Start of ITEMS

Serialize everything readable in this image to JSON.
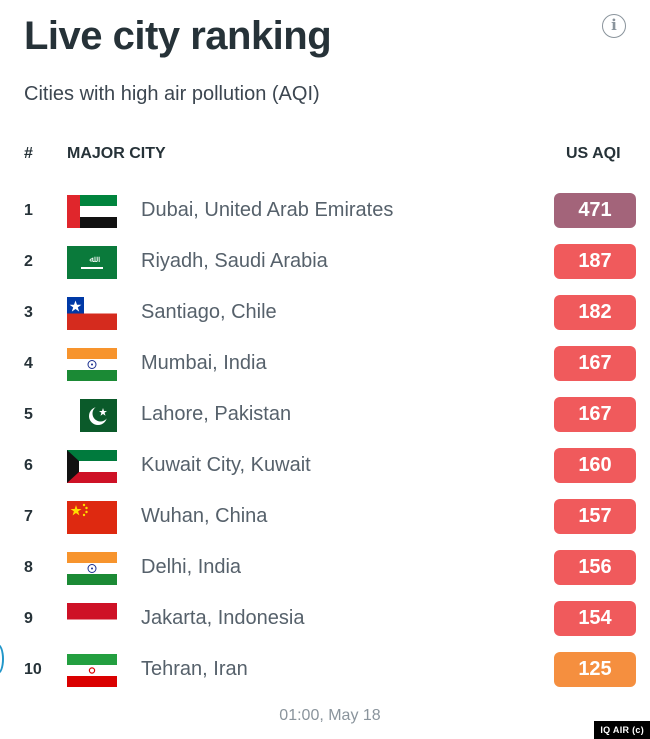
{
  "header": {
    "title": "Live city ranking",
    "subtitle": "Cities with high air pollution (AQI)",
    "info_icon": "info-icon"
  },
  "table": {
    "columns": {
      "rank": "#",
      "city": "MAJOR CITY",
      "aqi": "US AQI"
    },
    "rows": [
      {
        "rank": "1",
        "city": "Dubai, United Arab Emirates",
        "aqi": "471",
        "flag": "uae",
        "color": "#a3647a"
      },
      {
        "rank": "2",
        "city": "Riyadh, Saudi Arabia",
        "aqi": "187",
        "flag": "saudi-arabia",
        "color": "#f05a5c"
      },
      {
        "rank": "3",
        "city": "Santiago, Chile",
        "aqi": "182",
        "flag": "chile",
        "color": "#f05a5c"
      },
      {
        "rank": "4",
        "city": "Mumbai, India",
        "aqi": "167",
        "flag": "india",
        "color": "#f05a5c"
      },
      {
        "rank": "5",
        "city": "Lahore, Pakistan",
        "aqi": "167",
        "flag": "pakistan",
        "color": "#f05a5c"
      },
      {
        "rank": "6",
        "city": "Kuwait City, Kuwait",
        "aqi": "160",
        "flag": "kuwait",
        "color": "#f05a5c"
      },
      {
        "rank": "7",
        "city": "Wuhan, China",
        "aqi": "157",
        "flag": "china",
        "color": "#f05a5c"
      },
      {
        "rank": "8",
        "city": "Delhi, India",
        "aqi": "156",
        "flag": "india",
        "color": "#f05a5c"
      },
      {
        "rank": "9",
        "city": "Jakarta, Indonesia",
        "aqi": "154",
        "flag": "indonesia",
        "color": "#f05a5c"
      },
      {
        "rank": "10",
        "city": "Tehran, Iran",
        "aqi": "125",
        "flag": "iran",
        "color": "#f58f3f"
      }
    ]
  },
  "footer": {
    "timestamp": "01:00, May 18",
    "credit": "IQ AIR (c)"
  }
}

End of ITEMS

### DIRECTION
Pictures are not part of the copy; reproduce everything else in the records exactly.

### FINAL RESULT
Serialize everything readable in this image to JSON.
{
  "header": {
    "title": "Live city ranking",
    "subtitle": "Cities with high air pollution (AQI)",
    "info_icon": "info-icon"
  },
  "table": {
    "columns": {
      "rank": "#",
      "city": "MAJOR CITY",
      "aqi": "US AQI"
    },
    "rows": [
      {
        "rank": "1",
        "city": "Dubai, United Arab Emirates",
        "aqi": "471",
        "flag": "uae",
        "color": "#a3647a"
      },
      {
        "rank": "2",
        "city": "Riyadh, Saudi Arabia",
        "aqi": "187",
        "flag": "saudi-arabia",
        "color": "#f05a5c"
      },
      {
        "rank": "3",
        "city": "Santiago, Chile",
        "aqi": "182",
        "flag": "chile",
        "color": "#f05a5c"
      },
      {
        "rank": "4",
        "city": "Mumbai, India",
        "aqi": "167",
        "flag": "india",
        "color": "#f05a5c"
      },
      {
        "rank": "5",
        "city": "Lahore, Pakistan",
        "aqi": "167",
        "flag": "pakistan",
        "color": "#f05a5c"
      },
      {
        "rank": "6",
        "city": "Kuwait City, Kuwait",
        "aqi": "160",
        "flag": "kuwait",
        "color": "#f05a5c"
      },
      {
        "rank": "7",
        "city": "Wuhan, China",
        "aqi": "157",
        "flag": "china",
        "color": "#f05a5c"
      },
      {
        "rank": "8",
        "city": "Delhi, India",
        "aqi": "156",
        "flag": "india",
        "color": "#f05a5c"
      },
      {
        "rank": "9",
        "city": "Jakarta, Indonesia",
        "aqi": "154",
        "flag": "indonesia",
        "color": "#f05a5c"
      },
      {
        "rank": "10",
        "city": "Tehran, Iran",
        "aqi": "125",
        "flag": "iran",
        "color": "#f58f3f"
      }
    ]
  },
  "footer": {
    "timestamp": "01:00, May 18",
    "credit": "IQ AIR (c)"
  }
}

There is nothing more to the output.